WORK TO DO
Where a line contains the word "ImageTrackable", copy that line in full.

Data excerpts
# # # # #

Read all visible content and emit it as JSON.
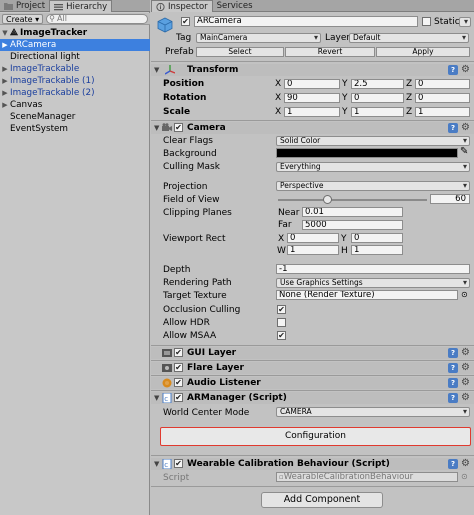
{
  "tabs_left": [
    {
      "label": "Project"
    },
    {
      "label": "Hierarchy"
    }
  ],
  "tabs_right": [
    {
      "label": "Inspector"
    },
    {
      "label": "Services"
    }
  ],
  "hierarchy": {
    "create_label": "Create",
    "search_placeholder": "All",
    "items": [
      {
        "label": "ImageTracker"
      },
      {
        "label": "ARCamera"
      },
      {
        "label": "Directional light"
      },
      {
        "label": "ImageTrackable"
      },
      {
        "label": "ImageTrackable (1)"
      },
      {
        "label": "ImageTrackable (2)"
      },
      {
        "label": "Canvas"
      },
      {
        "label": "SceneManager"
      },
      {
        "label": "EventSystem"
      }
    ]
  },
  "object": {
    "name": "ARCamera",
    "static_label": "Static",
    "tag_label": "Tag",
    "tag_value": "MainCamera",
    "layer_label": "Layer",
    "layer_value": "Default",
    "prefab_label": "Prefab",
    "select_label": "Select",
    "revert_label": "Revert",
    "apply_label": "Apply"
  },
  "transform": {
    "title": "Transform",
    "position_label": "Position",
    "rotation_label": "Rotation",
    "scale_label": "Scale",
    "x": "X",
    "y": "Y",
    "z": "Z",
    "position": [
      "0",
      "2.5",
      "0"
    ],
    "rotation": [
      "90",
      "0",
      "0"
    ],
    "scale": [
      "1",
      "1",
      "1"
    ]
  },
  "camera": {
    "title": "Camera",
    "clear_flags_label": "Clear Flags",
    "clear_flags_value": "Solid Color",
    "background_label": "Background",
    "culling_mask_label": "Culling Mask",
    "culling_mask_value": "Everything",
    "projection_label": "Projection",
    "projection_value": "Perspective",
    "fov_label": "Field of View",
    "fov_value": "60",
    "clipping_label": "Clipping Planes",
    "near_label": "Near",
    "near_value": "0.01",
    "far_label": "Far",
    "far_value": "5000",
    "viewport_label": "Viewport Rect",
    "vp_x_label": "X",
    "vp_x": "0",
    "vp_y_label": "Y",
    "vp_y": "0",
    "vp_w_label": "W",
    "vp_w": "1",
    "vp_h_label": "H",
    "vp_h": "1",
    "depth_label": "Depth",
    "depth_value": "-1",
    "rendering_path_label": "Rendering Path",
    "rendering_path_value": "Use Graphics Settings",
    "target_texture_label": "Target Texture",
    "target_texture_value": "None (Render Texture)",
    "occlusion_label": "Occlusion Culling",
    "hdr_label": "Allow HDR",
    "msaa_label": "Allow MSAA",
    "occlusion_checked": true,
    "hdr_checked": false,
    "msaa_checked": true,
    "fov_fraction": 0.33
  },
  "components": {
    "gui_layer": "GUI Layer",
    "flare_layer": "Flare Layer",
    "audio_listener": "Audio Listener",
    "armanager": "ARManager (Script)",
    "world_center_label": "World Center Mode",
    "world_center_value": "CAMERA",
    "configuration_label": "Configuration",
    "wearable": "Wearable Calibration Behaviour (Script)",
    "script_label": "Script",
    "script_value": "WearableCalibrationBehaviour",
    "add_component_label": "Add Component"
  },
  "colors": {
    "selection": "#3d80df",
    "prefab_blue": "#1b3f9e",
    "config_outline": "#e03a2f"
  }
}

# # # # #

TASK SOLUTION
        "label": "ImageTrackable"
        "label": "ImageTrackable (1)"
        "label": "ImageTrackable (2)"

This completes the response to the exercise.